## [Directions]
Each record must be retyped in full. No character may differ.

## [Input rows]
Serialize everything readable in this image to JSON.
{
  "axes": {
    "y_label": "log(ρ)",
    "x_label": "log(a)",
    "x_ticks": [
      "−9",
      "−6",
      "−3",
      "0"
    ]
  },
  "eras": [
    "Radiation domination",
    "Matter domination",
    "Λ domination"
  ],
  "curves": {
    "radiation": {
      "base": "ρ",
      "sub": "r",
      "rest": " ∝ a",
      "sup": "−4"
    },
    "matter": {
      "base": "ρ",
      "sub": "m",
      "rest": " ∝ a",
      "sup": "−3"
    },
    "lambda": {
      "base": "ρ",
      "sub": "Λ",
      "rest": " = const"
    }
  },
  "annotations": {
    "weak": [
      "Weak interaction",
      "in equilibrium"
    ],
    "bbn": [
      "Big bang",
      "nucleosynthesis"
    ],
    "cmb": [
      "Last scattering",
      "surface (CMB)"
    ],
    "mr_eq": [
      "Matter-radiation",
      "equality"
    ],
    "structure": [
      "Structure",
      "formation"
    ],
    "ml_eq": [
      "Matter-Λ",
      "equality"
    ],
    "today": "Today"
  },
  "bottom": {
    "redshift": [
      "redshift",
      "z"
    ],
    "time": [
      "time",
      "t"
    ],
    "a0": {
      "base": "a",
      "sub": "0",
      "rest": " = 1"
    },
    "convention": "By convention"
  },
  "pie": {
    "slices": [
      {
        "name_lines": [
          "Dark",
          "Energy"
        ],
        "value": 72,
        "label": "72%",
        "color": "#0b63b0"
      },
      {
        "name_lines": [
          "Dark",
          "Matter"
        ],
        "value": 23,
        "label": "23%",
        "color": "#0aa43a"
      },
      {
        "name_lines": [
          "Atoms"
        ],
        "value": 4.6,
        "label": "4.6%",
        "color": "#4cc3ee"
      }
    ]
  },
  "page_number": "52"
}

## [Worked solution]
Serialize everything readable in this image to JSON.
{
  "axes": {
    "y_label": "log(ρ)",
    "x_label": "log(a)",
    "x_ticks": [
      "−9",
      "−6",
      "−3",
      "0"
    ]
  },
  "eras": [
    "Radiation domination",
    "Matter domination",
    "Λ domination"
  ],
  "curves": {
    "radiation": {
      "base": "ρ",
      "sub": "r",
      "rest": " ∝ a",
      "sup": "−4"
    },
    "matter": {
      "base": "ρ",
      "sub": "m",
      "rest": " ∝ a",
      "sup": "−3"
    },
    "lambda": {
      "base": "ρ",
      "sub": "Λ",
      "rest": " = const"
    }
  },
  "annotations": {
    "weak": [
      "Weak interaction",
      "in equilibrium"
    ],
    "bbn": [
      "Big bang",
      "nucleosynthesis"
    ],
    "cmb": [
      "Last scattering",
      "surface (CMB)"
    ],
    "mr_eq": [
      "Matter-radiation",
      "equality"
    ],
    "structure": [
      "Structure",
      "formation"
    ],
    "ml_eq": [
      "Matter-Λ",
      "equality"
    ],
    "today": "Today"
  },
  "bottom": {
    "redshift": [
      "redshift",
      "z"
    ],
    "time": [
      "time",
      "t"
    ],
    "a0": {
      "base": "a",
      "sub": "0",
      "rest": " = 1"
    },
    "convention": "By convention"
  },
  "pie": {
    "slices": [
      {
        "name_lines": [
          "Dark",
          "Energy"
        ],
        "value": 72,
        "label": "72%",
        "color": "#0b63b0"
      },
      {
        "name_lines": [
          "Dark",
          "Matter"
        ],
        "value": 23,
        "label": "23%",
        "color": "#0aa43a"
      },
      {
        "name_lines": [
          "Atoms"
        ],
        "value": 4.6,
        "label": "4.6%",
        "color": "#4cc3ee"
      }
    ]
  },
  "page_number": "52"
}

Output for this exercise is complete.